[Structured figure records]
** Start **
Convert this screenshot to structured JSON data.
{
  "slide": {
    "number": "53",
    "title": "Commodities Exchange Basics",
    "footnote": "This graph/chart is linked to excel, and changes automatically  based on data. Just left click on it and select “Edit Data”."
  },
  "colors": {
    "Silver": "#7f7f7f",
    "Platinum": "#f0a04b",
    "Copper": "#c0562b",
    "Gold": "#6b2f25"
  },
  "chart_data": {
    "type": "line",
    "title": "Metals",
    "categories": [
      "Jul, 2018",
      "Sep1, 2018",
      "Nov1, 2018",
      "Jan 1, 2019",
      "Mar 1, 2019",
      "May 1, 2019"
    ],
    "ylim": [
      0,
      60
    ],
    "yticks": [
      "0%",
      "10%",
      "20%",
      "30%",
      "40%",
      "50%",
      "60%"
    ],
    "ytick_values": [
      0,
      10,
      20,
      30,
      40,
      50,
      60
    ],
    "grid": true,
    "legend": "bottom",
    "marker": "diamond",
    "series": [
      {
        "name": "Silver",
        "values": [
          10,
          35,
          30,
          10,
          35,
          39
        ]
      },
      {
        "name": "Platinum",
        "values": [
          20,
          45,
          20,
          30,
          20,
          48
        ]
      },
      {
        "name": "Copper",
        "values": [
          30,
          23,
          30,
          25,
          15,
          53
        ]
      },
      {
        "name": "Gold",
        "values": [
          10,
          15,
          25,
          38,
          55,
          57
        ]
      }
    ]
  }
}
** End **
What to do = Check each line of the entries for the string "title". Copy the lines that have it.

Reply to the task =
    "title": "Commodities Exchange Basics",
    "title": "Metals",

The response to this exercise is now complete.